● Instructions for the task: Where a line of the listing below includes the word "type", reproduce that line.

Figure record extracts:
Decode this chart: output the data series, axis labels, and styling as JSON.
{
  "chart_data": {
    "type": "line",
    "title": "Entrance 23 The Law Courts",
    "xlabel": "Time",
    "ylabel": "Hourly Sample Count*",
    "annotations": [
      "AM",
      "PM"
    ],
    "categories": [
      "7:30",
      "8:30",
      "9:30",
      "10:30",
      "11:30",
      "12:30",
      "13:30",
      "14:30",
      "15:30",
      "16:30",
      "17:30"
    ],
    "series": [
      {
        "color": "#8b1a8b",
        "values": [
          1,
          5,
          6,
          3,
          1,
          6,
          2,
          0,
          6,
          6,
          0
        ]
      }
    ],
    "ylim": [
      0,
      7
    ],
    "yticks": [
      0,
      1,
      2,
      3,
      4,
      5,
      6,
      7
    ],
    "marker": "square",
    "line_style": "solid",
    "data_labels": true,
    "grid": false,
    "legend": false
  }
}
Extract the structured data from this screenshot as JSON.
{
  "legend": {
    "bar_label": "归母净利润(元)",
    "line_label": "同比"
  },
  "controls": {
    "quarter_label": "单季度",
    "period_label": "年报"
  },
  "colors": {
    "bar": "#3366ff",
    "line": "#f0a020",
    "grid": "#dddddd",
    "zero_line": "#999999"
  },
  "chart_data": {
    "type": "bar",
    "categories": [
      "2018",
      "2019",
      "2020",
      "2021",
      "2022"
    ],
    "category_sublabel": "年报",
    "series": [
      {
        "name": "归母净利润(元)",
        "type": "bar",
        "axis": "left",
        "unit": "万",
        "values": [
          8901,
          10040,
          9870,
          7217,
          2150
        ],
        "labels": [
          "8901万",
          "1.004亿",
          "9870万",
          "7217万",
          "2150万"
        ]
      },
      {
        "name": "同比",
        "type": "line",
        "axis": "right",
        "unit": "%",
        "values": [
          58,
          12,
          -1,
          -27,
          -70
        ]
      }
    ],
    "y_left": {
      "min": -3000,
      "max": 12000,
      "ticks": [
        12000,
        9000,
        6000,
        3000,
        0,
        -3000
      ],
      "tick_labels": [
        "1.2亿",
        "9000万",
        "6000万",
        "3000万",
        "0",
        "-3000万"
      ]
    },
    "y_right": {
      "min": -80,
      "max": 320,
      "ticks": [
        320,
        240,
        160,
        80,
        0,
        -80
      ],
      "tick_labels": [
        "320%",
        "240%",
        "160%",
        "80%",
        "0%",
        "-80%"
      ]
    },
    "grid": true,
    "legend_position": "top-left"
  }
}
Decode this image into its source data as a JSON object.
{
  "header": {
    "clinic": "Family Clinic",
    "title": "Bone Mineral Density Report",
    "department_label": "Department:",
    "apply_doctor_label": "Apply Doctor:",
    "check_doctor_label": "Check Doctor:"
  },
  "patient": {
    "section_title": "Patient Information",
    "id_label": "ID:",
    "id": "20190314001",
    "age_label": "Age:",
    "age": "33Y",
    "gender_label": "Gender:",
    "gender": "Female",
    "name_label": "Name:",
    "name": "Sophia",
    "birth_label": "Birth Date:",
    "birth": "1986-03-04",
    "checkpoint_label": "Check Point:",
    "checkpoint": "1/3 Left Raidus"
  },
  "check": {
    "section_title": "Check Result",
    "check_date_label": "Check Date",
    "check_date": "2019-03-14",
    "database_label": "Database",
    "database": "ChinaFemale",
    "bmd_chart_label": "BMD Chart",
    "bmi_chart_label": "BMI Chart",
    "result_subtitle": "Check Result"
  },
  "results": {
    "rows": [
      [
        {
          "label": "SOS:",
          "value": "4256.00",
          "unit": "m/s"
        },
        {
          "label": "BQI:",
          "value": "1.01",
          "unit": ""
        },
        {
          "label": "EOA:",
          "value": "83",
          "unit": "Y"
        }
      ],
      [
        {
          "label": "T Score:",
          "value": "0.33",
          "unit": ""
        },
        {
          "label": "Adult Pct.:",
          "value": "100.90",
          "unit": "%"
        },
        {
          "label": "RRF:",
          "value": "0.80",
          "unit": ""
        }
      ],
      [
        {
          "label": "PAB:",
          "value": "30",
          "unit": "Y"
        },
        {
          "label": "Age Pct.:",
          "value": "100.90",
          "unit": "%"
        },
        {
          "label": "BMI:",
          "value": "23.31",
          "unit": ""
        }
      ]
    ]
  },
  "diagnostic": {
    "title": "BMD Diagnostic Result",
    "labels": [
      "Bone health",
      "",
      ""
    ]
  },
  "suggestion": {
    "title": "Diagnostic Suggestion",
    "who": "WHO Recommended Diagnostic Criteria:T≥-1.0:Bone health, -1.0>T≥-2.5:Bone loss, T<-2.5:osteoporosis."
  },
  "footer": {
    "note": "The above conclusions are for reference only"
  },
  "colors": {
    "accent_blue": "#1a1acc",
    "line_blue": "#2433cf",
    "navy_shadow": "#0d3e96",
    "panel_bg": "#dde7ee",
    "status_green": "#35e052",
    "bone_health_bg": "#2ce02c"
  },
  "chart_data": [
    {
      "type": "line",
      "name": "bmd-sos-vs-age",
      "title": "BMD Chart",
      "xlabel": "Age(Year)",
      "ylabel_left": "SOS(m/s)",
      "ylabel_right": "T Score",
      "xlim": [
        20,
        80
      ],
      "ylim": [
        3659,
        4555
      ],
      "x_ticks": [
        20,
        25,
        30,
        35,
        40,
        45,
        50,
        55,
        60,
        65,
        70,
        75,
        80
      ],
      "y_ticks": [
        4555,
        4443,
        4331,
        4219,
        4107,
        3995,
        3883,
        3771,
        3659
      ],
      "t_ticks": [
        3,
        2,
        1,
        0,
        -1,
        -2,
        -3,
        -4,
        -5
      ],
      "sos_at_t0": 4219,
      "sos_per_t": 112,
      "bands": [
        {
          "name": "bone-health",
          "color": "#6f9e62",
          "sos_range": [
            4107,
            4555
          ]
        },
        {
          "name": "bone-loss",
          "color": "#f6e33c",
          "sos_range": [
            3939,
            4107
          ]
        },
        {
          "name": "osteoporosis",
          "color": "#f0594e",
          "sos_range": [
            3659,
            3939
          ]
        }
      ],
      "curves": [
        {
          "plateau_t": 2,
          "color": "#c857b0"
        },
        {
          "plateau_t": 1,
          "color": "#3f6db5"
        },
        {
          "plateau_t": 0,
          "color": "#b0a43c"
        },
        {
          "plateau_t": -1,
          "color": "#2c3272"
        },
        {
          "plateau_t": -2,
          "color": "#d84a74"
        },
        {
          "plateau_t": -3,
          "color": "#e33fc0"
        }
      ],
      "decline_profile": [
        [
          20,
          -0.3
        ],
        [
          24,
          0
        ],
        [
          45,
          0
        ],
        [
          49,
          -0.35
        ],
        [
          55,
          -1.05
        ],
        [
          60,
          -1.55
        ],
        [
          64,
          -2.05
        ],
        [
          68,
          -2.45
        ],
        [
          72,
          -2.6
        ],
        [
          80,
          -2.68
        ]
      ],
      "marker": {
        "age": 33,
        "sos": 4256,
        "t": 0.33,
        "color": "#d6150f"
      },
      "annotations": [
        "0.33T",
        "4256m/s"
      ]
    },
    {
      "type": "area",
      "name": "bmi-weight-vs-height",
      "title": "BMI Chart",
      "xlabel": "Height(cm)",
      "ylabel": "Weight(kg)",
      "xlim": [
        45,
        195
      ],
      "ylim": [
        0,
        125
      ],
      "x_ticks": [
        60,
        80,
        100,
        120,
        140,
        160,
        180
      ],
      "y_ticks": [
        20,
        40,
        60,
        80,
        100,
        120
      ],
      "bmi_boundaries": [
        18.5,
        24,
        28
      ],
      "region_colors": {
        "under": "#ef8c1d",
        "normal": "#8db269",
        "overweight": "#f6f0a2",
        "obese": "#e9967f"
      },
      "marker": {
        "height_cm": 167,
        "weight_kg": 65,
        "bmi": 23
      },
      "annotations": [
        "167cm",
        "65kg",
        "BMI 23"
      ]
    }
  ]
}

● Task result:
    "type": "line",
    "type": "bar",
        "type": "bar",
        "type": "line",
      "type": "line",
      "type": "area",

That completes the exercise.